____ Exercise input
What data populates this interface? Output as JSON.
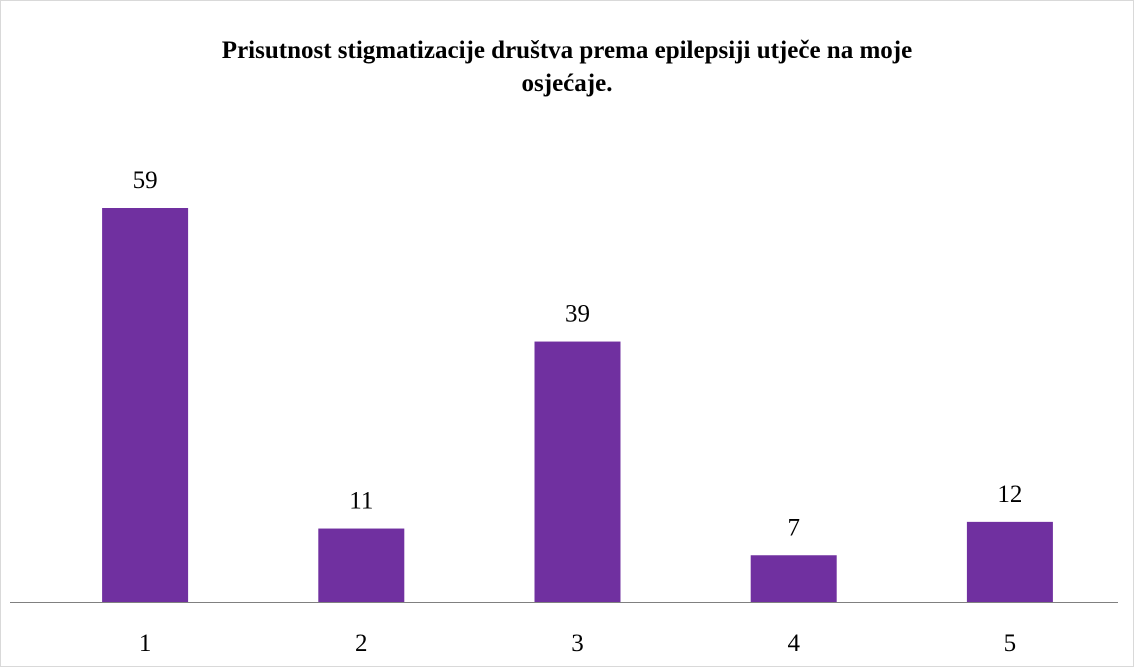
{
  "chart_data": {
    "type": "bar",
    "title": "Prisutnost stigmatizacije društva prema epilepsiji utječe na moje osjećaje.",
    "categories": [
      "1",
      "2",
      "3",
      "4",
      "5"
    ],
    "values": [
      59,
      11,
      39,
      7,
      12
    ],
    "color": "#7030a0"
  }
}
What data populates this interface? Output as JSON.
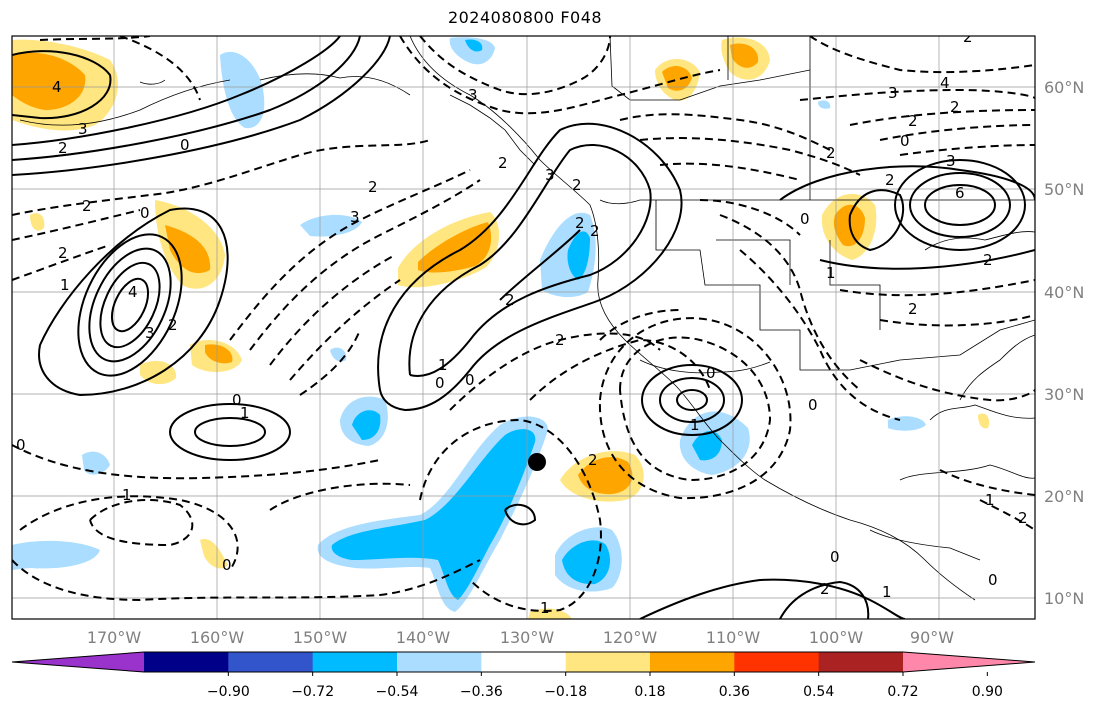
{
  "title": "2024080800 F048",
  "longitude_labels": [
    "170°W",
    "160°W",
    "150°W",
    "140°W",
    "130°W",
    "120°W",
    "110°W",
    "100°W",
    "90°W"
  ],
  "latitude_labels": [
    "60°N",
    "50°N",
    "40°N",
    "30°N",
    "20°N",
    "10°N"
  ],
  "colorbar": {
    "ticks": [
      "−0.90",
      "−0.72",
      "−0.54",
      "−0.36",
      "−0.18",
      "0.18",
      "0.36",
      "0.54",
      "0.72",
      "0.90"
    ],
    "colors": [
      "#9933cc",
      "#000088",
      "#3355cc",
      "#00bbff",
      "#aaddff",
      "#ffffff",
      "#ffe680",
      "#ffa500",
      "#ff3300",
      "#aa2222",
      "#ff88aa"
    ]
  },
  "colors": {
    "pos_light": "#ffe680",
    "pos_dark": "#ffa500",
    "neg_light": "#aaddff",
    "neg_dark": "#00bbff",
    "grid": "#999999",
    "tick_label": "#808080"
  },
  "contour_labels": [
    "4",
    "3",
    "2",
    "0",
    "2",
    "2",
    "1",
    "4",
    "3",
    "2",
    "0",
    "1",
    "2",
    "3",
    "3",
    "2",
    "0",
    "2",
    "2",
    "1",
    "0",
    "2",
    "0",
    "3",
    "2",
    "0",
    "2",
    "1",
    "1",
    "0",
    "0",
    "1",
    "2",
    "2",
    "2",
    "0",
    "2",
    "4",
    "3",
    "2",
    "6",
    "3",
    "2",
    "0",
    "2",
    "1",
    "2",
    "0",
    "1",
    "0",
    "2",
    "1",
    "0",
    "2"
  ],
  "marker": "storm-center-dot"
}
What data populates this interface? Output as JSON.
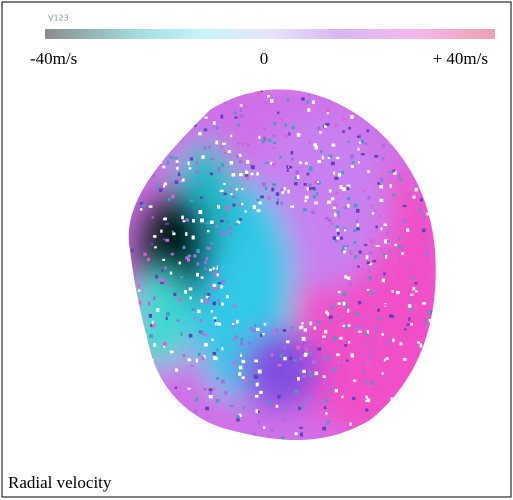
{
  "colorbar": {
    "tag": "V123",
    "labels": [
      "-40m/s",
      "0",
      "+ 40m/s"
    ]
  },
  "caption": "Radial velocity"
}
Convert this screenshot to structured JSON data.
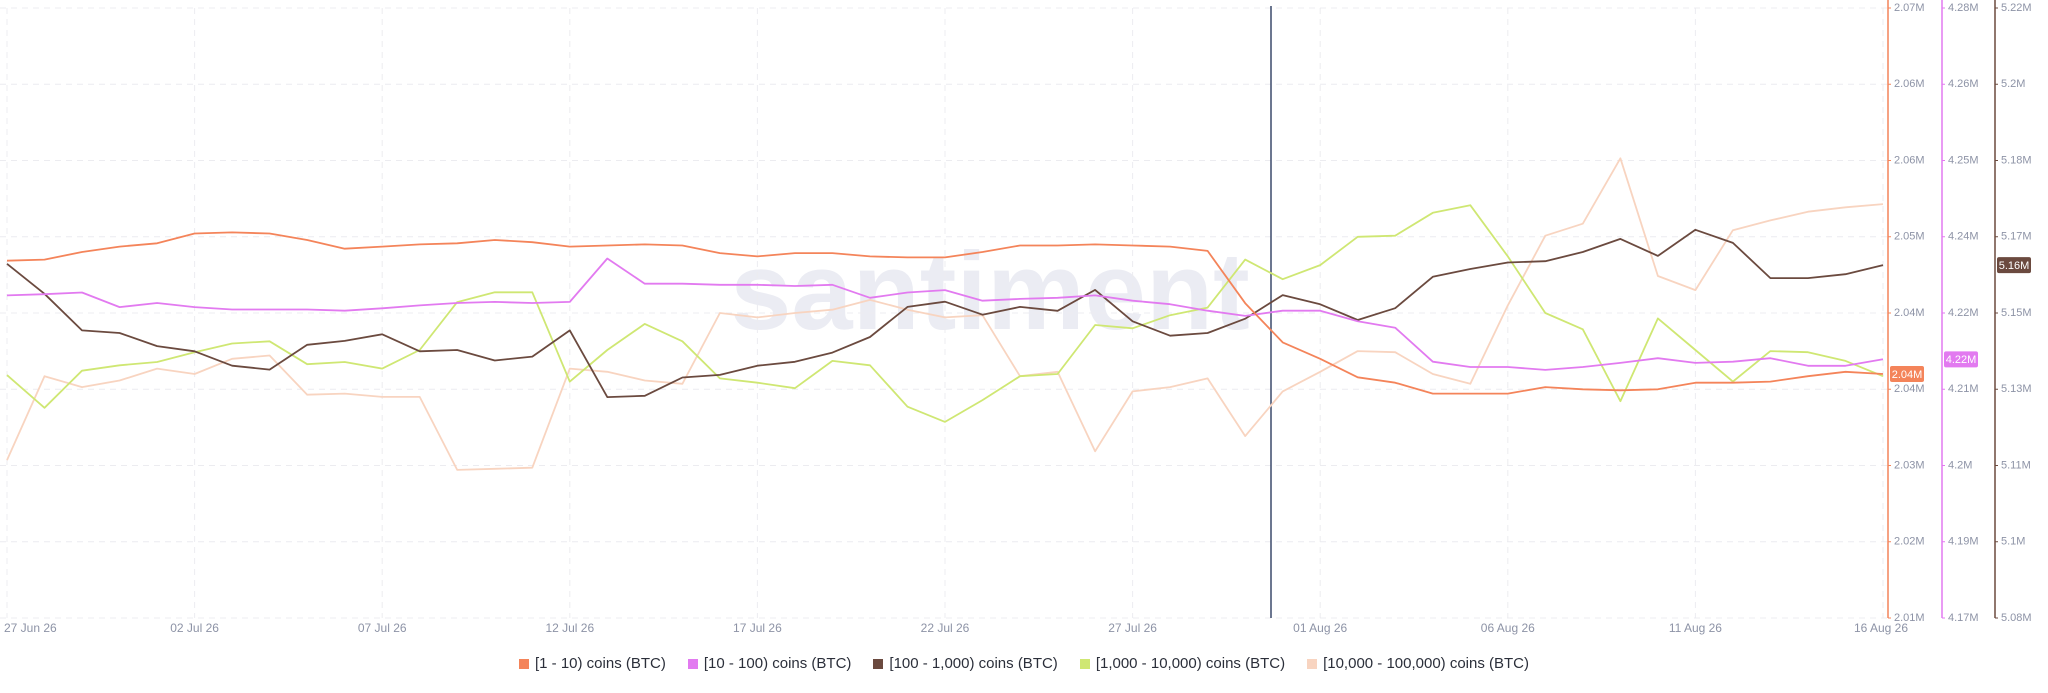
________
Pictures excluded, quote all the data above exactly.

What data populates this interface? Output as JSON.
{
  "chart_data": {
    "type": "bar",
    "title": "Prisutnost stigmatizacije društva prema epilepsiji utječe na moje osjećaje.",
    "categories": [
      "1",
      "2",
      "3",
      "4",
      "5"
    ],
    "values": [
      59,
      11,
      39,
      7,
      12
    ],
    "color": "#7030a0"
  }
}
What data populates this interface? Output as JSON.
{
  "title": "2024080800 F048",
  "longitude_labels": [
    "170°W",
    "160°W",
    "150°W",
    "140°W",
    "130°W",
    "120°W",
    "110°W",
    "100°W",
    "90°W"
  ],
  "latitude_labels": [
    "60°N",
    "50°N",
    "40°N",
    "30°N",
    "20°N",
    "10°N"
  ],
  "colorbar": {
    "ticks": [
      "−0.90",
      "−0.72",
      "−0.54",
      "−0.36",
      "−0.18",
      "0.18",
      "0.36",
      "0.54",
      "0.72",
      "0.90"
    ],
    "colors": [
      "#9933cc",
      "#000088",
      "#3355cc",
      "#00bbff",
      "#aaddff",
      "#ffffff",
      "#ffe680",
      "#ffa500",
      "#ff3300",
      "#aa2222",
      "#ff88aa"
    ]
  },
  "colors": {
    "pos_light": "#ffe680",
    "pos_dark": "#ffa500",
    "neg_light": "#aaddff",
    "neg_dark": "#00bbff",
    "grid": "#999999",
    "tick_label": "#808080"
  },
  "contour_labels": [
    "4",
    "3",
    "2",
    "0",
    "2",
    "2",
    "1",
    "4",
    "3",
    "2",
    "0",
    "1",
    "2",
    "3",
    "3",
    "2",
    "0",
    "2",
    "2",
    "1",
    "0",
    "2",
    "0",
    "3",
    "2",
    "0",
    "2",
    "1",
    "1",
    "0",
    "0",
    "1",
    "2",
    "2",
    "2",
    "0",
    "2",
    "4",
    "3",
    "2",
    "6",
    "3",
    "2",
    "0",
    "2",
    "1",
    "2",
    "0",
    "1",
    "0",
    "2",
    "1",
    "0",
    "2"
  ],
  "marker": "storm-center-dot"
}
What data populates this interface? Output as JSON.
{
  "colorbar": {
    "tag": "V123",
    "labels": [
      "-40m/s",
      "0",
      "+ 40m/s"
    ]
  },
  "caption": "Radial velocity"
}
Convert this screenshot to structured JSON data.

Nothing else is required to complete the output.